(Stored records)
[Start]

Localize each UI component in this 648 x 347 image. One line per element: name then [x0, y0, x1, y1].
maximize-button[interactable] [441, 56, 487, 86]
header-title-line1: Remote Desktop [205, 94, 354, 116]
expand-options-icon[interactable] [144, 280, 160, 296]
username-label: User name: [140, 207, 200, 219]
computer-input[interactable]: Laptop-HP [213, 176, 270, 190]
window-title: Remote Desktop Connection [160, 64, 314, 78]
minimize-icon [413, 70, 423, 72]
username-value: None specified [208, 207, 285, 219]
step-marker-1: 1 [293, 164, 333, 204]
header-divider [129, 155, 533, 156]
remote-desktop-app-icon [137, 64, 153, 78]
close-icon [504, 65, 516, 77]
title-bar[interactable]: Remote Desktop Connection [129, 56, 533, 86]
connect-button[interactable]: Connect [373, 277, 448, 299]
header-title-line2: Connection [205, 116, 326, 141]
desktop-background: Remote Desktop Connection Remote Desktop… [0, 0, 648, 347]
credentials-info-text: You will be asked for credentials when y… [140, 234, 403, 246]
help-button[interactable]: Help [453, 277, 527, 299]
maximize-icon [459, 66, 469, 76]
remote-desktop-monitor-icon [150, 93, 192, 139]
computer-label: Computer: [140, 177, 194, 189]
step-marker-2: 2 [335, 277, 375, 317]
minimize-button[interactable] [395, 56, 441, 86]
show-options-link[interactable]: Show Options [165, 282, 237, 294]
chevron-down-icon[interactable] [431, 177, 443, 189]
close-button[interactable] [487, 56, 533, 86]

[End]

Please reproduce the listing above line for line, changing nothing.

Localize each UI component in this 648 x 347 image. One line per element: name then [x0, y0, x1, y1].
maximize-button[interactable] [441, 56, 487, 86]
header-title-line1: Remote Desktop [205, 94, 354, 116]
expand-options-icon[interactable] [144, 280, 160, 296]
username-label: User name: [140, 207, 200, 219]
computer-input[interactable]: Laptop-HP [213, 176, 270, 190]
window-title: Remote Desktop Connection [160, 64, 314, 78]
minimize-icon [413, 70, 423, 72]
username-value: None specified [208, 207, 285, 219]
step-marker-1: 1 [293, 164, 333, 204]
header-divider [129, 155, 533, 156]
remote-desktop-app-icon [137, 64, 153, 78]
close-icon [504, 65, 516, 77]
title-bar[interactable]: Remote Desktop Connection [129, 56, 533, 86]
connect-button[interactable]: Connect [373, 277, 448, 299]
header-title-line2: Connection [205, 116, 326, 141]
desktop-background: Remote Desktop Connection Remote Desktop… [0, 0, 648, 347]
credentials-info-text: You will be asked for credentials when y… [140, 234, 403, 246]
help-button[interactable]: Help [453, 277, 527, 299]
maximize-icon [459, 66, 469, 76]
remote-desktop-monitor-icon [150, 93, 192, 139]
computer-label: Computer: [140, 177, 194, 189]
step-marker-2: 2 [335, 277, 375, 317]
minimize-button[interactable] [395, 56, 441, 86]
show-options-link[interactable]: Show Options [165, 282, 237, 294]
chevron-down-icon[interactable] [431, 177, 443, 189]
close-button[interactable] [487, 56, 533, 86]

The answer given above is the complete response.